Passage provided =>
━━━━━━━━━━━━━━━━
Category Archives: Authorship

Reading Notes, 5/19/22

Cover: Sundial by Catriona Ward
Cover: Come Closer by Sara Gran
Cover: In Cold Blood


Sundial by Catriona Ward

This was Ladies of Horror Fiction’s May book selection. I almost gave up on this book because its first 10% is pretty much all domestic drama, mostly Rob and her awful husband fighting. Luckily, Ward started weaving in some creepy threads kept me reading. Ultimately, Sundial goes in a science fiction direction that I’m not too sure about. That, mixed with a melodramatic aspect that wouldn’t be out of place on a CW show, makes for a somewhat entertaining read, but I really would have been happier with just the creepiness.

Come Clean by Sara Gran

Heard about Come Clean book from a Tor post on possession in books. One of the things that freaked my out about The Exorcist by William Peter Blatty when I first read it was that the possession of Regan starts with noises in the attic that no one pays attention to. I don’t know if that’s a general “you’ve got demons” trope, but it’s the jumping off point for Come Clean. Oddly, I felt the first person perspective of Amanda took away from the horror of her becoming possessed. While she’s helpless to stop it, she also isn’t really part of bad things happening during to blackouts. I did like the background that Gran brings to the demon Naamah: that Adam rejected his second wife because he saw what was inside her. You can read that literally or figuratively.

Deal Me In, Week 19

Q♠️, “Wake Up, I Miss You” by Rachel Swirsky – From Into the Night’s archives, but not strongly horror in my opinion. Very dream-like because it is full of dreaming. Not quite sure what the Queen of Teeth is meant to be.


  • In Cold Blood by Truman Capote
  • Dracula by Bram Stoker

Reading Notes, 5/12/22


Bloodlines: Odyssey of a Native Daughter by Janet Campbell Hale

In the fall of 1995, as junior in college, I took a Native American literature course. Since it counted for the college of arts and sciences’ cultural minority requisite, many of the students were there because they had to be. I was there because I had to be too, but that didn’t mean I wasn’t going to do the work. Plus, it wasn’t uninteresting. I took an introductory anthropology class and a course called “Stories and the Human Experience” that semester too and they all meshed together nicely. At the end of the semester my instructor gifted me with Janet Campbell Hale’s Bloodlines.
━━━━━━━━━━━━━━━━
Dataset content =>
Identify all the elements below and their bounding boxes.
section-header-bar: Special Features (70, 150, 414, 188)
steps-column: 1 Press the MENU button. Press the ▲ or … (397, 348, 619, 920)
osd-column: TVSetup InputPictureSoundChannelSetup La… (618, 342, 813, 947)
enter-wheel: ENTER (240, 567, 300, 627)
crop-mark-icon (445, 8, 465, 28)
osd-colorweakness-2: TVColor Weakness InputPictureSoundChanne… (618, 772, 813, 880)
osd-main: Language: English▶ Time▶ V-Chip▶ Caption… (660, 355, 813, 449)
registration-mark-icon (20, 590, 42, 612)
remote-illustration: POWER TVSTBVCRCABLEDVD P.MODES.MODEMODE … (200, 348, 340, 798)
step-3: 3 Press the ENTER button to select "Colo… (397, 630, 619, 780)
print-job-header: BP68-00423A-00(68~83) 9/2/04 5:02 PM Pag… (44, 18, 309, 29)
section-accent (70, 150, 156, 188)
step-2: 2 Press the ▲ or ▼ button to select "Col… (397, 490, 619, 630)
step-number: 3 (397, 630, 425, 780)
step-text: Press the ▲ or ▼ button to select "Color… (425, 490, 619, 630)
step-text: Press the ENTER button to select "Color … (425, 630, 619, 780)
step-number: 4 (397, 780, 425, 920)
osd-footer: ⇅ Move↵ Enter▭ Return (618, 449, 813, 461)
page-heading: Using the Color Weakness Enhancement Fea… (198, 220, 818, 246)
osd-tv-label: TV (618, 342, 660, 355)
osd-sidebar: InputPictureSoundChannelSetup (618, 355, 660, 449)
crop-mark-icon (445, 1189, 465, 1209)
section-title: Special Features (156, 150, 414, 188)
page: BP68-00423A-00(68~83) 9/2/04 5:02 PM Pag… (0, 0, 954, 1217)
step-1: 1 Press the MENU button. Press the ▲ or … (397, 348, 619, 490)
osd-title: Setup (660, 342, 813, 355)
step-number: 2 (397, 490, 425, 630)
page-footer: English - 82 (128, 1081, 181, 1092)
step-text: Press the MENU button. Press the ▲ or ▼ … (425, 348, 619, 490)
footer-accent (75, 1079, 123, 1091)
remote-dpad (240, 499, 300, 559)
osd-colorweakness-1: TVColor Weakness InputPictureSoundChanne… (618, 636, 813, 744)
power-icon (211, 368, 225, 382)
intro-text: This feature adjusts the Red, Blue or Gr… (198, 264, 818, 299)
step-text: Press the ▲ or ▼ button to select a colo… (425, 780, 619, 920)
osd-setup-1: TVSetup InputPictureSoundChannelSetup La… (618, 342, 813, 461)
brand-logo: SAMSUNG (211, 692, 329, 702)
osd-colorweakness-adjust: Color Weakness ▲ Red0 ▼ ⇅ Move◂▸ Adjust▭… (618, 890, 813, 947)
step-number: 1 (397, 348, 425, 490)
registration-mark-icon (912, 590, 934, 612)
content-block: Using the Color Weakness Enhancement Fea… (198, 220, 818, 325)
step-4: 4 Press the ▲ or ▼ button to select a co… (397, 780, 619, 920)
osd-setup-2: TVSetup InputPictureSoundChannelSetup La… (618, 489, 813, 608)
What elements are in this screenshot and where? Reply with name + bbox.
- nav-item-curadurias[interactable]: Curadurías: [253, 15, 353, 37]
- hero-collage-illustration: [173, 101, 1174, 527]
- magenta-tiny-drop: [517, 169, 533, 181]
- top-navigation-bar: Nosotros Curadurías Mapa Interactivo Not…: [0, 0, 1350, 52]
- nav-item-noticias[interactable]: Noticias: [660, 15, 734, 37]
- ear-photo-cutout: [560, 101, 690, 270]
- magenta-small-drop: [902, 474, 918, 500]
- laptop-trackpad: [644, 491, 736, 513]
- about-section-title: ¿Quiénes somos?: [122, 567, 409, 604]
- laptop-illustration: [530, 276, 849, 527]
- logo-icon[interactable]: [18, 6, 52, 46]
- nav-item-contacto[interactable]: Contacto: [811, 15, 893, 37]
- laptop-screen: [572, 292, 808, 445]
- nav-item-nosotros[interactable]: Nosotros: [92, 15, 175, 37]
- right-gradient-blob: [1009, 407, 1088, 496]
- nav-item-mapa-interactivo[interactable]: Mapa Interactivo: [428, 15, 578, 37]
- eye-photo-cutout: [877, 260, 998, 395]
━━━━━━━━━━━━━━━━
Directions =>
According to the reading notes, what was the selection of Ladies of Horror Fiction for May?

Result =>
Sundial by Catriona Ward.